Exercise details
Only lines with the word "numerical" are needed; collect each of them from the listing below.

Extracted records:

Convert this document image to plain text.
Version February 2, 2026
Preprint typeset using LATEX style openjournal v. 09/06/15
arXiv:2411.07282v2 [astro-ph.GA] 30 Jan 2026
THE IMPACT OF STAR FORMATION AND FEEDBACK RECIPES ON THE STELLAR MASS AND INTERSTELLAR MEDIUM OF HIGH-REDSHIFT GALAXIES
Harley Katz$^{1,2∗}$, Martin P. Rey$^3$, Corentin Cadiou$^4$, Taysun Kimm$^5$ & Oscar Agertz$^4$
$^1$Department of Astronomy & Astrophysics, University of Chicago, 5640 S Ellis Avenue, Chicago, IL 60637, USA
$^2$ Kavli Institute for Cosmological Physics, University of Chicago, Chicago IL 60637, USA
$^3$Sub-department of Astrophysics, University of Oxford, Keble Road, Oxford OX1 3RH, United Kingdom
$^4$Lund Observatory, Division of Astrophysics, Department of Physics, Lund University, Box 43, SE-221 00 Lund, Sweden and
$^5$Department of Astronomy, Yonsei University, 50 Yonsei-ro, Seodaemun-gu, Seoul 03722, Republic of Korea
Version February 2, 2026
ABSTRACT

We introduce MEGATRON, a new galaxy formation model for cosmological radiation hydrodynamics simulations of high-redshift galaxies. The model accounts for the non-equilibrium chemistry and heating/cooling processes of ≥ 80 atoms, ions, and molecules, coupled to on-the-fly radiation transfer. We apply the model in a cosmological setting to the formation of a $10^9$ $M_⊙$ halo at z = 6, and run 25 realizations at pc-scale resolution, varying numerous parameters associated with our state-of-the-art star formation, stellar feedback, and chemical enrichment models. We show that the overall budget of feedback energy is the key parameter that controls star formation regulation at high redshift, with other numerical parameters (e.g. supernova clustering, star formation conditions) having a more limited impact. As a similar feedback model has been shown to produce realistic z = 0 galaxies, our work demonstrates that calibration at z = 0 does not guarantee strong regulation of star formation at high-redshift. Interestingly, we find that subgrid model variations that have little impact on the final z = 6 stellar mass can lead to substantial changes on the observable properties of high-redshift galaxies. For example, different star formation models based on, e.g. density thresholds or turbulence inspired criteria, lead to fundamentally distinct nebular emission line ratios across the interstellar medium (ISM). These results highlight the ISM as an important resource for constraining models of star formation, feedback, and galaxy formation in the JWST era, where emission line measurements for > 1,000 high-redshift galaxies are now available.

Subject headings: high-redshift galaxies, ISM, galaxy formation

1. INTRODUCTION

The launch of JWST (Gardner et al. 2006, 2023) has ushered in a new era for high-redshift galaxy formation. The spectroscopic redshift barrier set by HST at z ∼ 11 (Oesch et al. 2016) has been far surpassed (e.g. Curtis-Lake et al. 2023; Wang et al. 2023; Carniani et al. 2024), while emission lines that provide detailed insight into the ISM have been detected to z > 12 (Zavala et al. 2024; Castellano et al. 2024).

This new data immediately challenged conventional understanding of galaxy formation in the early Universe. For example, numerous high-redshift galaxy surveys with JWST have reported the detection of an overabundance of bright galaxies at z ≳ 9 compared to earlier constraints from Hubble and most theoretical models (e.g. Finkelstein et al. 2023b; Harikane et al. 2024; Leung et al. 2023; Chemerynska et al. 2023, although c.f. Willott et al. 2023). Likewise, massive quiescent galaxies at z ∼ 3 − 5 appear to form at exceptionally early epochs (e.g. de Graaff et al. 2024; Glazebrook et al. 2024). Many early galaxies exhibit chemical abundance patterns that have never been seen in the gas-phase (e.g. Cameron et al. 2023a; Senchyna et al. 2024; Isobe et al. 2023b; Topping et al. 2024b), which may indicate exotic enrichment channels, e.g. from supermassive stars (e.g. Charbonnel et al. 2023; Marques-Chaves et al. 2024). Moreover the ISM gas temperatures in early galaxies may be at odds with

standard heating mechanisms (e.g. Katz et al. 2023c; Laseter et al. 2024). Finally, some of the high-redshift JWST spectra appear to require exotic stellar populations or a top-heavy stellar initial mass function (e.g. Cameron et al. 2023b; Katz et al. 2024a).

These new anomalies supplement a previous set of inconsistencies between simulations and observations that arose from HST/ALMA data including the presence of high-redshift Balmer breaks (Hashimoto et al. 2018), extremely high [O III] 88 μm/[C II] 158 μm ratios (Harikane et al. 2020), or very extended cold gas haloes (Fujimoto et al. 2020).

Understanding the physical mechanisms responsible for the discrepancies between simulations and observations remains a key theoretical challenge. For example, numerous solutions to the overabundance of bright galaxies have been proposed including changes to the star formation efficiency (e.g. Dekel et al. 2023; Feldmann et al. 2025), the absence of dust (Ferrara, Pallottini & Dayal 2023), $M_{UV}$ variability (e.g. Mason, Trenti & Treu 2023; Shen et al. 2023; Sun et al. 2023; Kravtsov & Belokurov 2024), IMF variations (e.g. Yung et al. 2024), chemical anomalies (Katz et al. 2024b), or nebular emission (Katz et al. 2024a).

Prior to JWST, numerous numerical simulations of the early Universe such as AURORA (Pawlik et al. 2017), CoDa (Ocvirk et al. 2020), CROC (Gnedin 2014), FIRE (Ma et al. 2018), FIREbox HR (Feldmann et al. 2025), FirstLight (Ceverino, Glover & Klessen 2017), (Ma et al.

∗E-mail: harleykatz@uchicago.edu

Solution
We introduce MEGATRON, a new galaxy formation model for cosmological radiation hydrodynamics simulations of high-redshift galaxies. The model accounts for the non-equilibrium chemistry and heating/cooling processes of ≥ 80 atoms, ions, and molecules, coupled to on-the-fly radiation transfer. We apply the model in a cosmological setting to the formation of a $10^9$ $M_⊙$ halo at z = 6, and run 25 realizations at pc-scale resolution, varying numerous parameters associated with our state-of-the-art star formation, stellar feedback, and chemical enrichment models. We show that the overall budget of feedback energy is the key parameter that controls star formation regulation at high redshift, with other numerical parameters (e.g. supernova clustering, star formation conditions) having a more limited impact. As a similar feedback model has been shown to produce realistic z = 0 galaxies, our work demonstrates that calibration at z = 0 does not guarantee strong regulation of star formation at high-redshift. Interestingly, we find that subgrid model variations that have little impact on the final z = 6 stellar mass can lead to substantial changes on the observable properties of high-redshift galaxies. For example, different star formation models based on, e.g. density thresholds or turbulence inspired criteria, lead to fundamentally distinct nebular emission line ratios across the interstellar medium (ISM). These results highlight the ISM as an important resource for constraining models of star formation, feedback, and galaxy formation in the JWST era, where emission line measurements for > 1,000 high-redshift galaxies are now available.
Prior to JWST, numerous numerical simulations of the early Universe such as AURORA (Pawlik et al. 2017), CoDa (Ocvirk et al. 2020), CROC (Gnedin 2014), FIRE (Ma et al. 2018), FIREbox HR (Feldmann et al. 2025), FirstLight (Ceverino, Glover & Klessen 2017), (Ma et al.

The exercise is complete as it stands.